▶ _Records shown_:
--- start ---
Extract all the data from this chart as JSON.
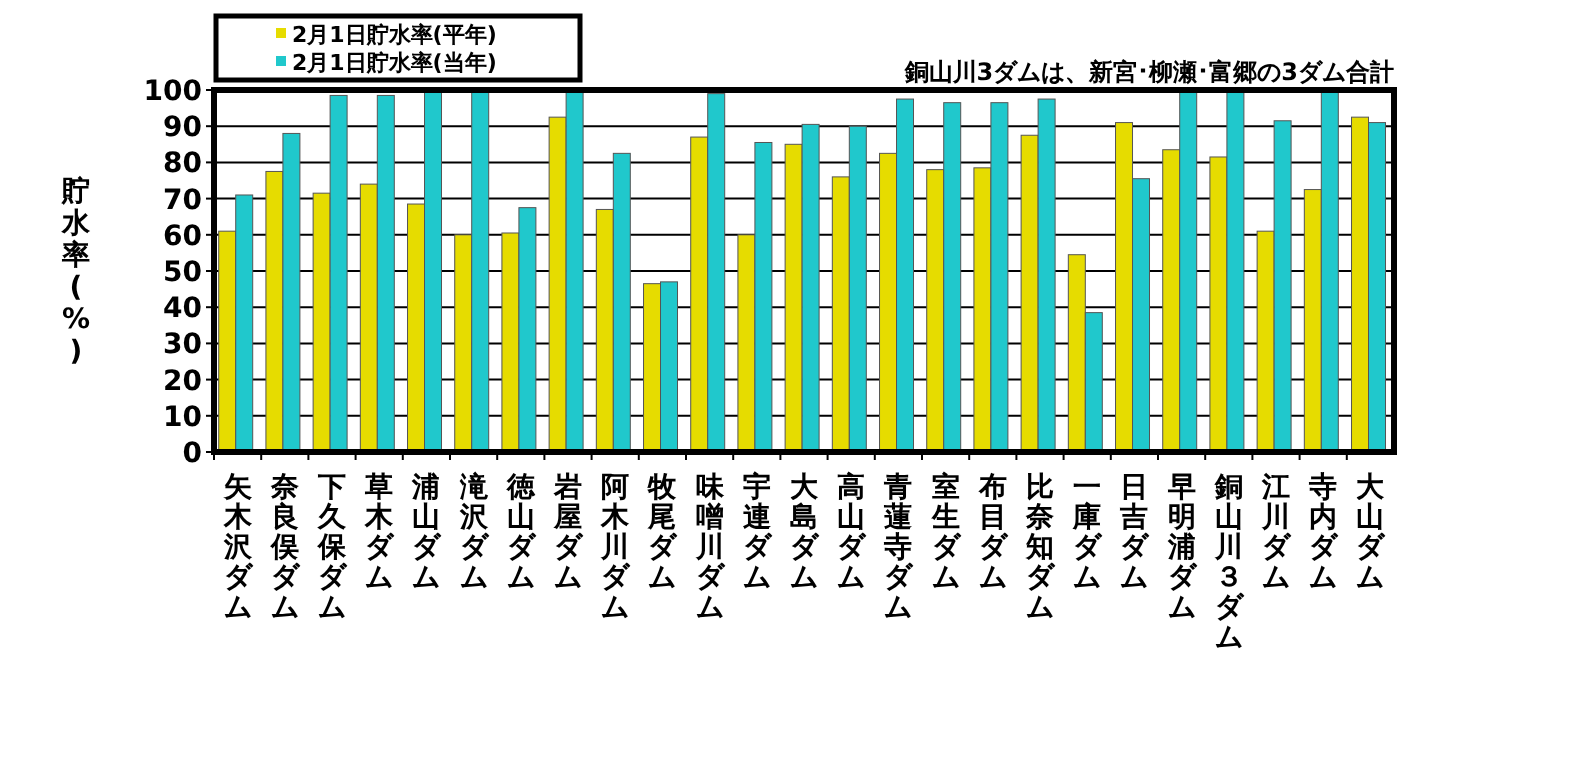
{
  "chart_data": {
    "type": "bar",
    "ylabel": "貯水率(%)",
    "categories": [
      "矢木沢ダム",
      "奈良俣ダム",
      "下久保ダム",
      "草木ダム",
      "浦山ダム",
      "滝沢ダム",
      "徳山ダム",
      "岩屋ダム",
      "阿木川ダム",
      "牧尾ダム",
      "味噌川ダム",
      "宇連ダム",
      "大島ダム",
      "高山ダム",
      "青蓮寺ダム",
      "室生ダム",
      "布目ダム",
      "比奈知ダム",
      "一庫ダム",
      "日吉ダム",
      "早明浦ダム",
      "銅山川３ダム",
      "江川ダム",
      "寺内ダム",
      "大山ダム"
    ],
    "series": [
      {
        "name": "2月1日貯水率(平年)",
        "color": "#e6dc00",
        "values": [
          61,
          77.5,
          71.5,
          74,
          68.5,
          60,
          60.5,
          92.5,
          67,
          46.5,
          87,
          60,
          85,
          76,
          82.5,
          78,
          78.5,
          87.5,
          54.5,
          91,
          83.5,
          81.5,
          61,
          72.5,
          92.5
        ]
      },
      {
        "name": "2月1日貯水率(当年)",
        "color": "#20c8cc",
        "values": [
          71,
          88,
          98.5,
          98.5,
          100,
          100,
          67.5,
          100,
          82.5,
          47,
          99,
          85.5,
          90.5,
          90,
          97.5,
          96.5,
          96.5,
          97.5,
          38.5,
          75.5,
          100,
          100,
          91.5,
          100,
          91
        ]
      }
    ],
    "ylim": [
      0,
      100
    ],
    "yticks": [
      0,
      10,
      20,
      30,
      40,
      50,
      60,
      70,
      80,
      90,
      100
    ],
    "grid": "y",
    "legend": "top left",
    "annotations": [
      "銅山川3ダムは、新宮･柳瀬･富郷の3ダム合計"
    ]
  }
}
--- end ---
▶ _Set task_: Transcribe each entry precisely as given, leaving the pictures out.

▶ _Response to the exercise_:
Extract all the data from this chart as JSON.
{
  "chart_data": {
    "type": "bar",
    "ylabel": "貯水率(%)",
    "categories": [
      "矢木沢ダム",
      "奈良俣ダム",
      "下久保ダム",
      "草木ダム",
      "浦山ダム",
      "滝沢ダム",
      "徳山ダム",
      "岩屋ダム",
      "阿木川ダム",
      "牧尾ダム",
      "味噌川ダム",
      "宇連ダム",
      "大島ダム",
      "高山ダム",
      "青蓮寺ダム",
      "室生ダム",
      "布目ダム",
      "比奈知ダム",
      "一庫ダム",
      "日吉ダム",
      "早明浦ダム",
      "銅山川３ダム",
      "江川ダム",
      "寺内ダム",
      "大山ダム"
    ],
    "series": [
      {
        "name": "2月1日貯水率(平年)",
        "color": "#e6dc00",
        "values": [
          61,
          77.5,
          71.5,
          74,
          68.5,
          60,
          60.5,
          92.5,
          67,
          46.5,
          87,
          60,
          85,
          76,
          82.5,
          78,
          78.5,
          87.5,
          54.5,
          91,
          83.5,
          81.5,
          61,
          72.5,
          92.5
        ]
      },
      {
        "name": "2月1日貯水率(当年)",
        "color": "#20c8cc",
        "values": [
          71,
          88,
          98.5,
          98.5,
          100,
          100,
          67.5,
          100,
          82.5,
          47,
          99,
          85.5,
          90.5,
          90,
          97.5,
          96.5,
          96.5,
          97.5,
          38.5,
          75.5,
          100,
          100,
          91.5,
          100,
          91
        ]
      }
    ],
    "ylim": [
      0,
      100
    ],
    "yticks": [
      0,
      10,
      20,
      30,
      40,
      50,
      60,
      70,
      80,
      90,
      100
    ],
    "grid": "y",
    "legend": "top left",
    "annotations": [
      "銅山川3ダムは、新宮･柳瀬･富郷の3ダム合計"
    ]
  }
}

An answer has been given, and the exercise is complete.